● What is needed: Keep every line where the word "color" appears; drop the rest.

● Data in this exercise:
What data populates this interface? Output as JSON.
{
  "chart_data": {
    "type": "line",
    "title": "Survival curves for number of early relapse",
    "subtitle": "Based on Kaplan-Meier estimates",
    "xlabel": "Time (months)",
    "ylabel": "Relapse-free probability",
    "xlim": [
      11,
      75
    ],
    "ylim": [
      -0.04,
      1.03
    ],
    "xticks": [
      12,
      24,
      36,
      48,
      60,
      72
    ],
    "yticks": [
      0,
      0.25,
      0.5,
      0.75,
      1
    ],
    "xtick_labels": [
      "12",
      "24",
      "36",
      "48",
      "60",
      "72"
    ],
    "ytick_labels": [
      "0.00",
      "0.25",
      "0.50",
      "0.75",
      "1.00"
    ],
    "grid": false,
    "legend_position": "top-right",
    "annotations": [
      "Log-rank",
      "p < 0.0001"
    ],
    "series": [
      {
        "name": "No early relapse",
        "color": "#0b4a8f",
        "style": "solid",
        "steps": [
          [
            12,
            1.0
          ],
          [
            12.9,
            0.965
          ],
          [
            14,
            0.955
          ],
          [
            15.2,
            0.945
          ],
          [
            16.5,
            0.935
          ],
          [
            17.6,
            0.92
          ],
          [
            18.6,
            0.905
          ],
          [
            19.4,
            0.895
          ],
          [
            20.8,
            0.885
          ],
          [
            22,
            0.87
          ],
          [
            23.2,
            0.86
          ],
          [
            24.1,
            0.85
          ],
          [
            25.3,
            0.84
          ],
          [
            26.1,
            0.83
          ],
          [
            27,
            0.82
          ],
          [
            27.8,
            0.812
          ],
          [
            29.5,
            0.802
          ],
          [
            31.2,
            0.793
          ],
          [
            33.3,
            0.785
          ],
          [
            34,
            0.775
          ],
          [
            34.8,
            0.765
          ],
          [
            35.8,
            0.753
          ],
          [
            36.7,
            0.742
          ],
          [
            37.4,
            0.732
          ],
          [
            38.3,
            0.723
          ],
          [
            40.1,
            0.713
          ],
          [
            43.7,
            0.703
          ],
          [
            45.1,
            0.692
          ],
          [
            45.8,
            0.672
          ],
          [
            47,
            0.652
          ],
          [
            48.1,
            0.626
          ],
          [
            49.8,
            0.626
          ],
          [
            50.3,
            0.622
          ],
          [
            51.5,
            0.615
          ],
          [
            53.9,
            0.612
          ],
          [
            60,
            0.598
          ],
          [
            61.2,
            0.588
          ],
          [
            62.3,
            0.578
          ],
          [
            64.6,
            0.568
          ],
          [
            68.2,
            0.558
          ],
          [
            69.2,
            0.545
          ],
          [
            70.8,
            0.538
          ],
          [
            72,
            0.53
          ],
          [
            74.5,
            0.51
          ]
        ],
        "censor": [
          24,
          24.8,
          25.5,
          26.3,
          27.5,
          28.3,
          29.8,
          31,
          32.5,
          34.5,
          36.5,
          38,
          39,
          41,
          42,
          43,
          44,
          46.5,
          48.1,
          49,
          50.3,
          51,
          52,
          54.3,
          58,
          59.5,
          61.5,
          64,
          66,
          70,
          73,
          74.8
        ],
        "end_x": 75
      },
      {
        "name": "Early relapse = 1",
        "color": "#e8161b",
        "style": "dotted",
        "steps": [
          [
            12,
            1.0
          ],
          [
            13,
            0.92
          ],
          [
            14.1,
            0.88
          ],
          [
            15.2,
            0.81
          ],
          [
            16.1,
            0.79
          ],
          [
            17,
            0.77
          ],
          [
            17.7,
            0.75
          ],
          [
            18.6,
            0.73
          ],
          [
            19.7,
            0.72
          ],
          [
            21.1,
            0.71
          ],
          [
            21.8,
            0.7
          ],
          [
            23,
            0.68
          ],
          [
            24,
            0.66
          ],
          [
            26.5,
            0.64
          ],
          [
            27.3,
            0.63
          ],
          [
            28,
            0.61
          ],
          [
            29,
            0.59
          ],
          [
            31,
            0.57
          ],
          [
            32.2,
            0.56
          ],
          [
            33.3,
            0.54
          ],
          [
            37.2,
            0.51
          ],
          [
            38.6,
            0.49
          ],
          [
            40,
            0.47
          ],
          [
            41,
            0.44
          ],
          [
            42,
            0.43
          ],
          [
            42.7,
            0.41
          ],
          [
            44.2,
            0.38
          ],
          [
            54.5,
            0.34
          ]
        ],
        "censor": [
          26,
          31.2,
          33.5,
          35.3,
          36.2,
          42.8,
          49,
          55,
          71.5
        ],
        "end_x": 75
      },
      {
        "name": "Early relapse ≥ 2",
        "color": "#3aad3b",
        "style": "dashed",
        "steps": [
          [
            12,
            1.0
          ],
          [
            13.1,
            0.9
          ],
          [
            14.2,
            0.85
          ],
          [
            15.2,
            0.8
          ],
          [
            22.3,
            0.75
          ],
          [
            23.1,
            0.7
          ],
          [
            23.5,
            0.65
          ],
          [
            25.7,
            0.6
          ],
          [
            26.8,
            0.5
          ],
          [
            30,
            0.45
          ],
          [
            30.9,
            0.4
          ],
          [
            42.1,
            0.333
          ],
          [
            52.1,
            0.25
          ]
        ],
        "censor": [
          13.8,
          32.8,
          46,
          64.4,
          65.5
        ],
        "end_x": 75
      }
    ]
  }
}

● Written solution:
        "color": "#0b4a8f",
        "color": "#e8161b",
        "color": "#3aad3b",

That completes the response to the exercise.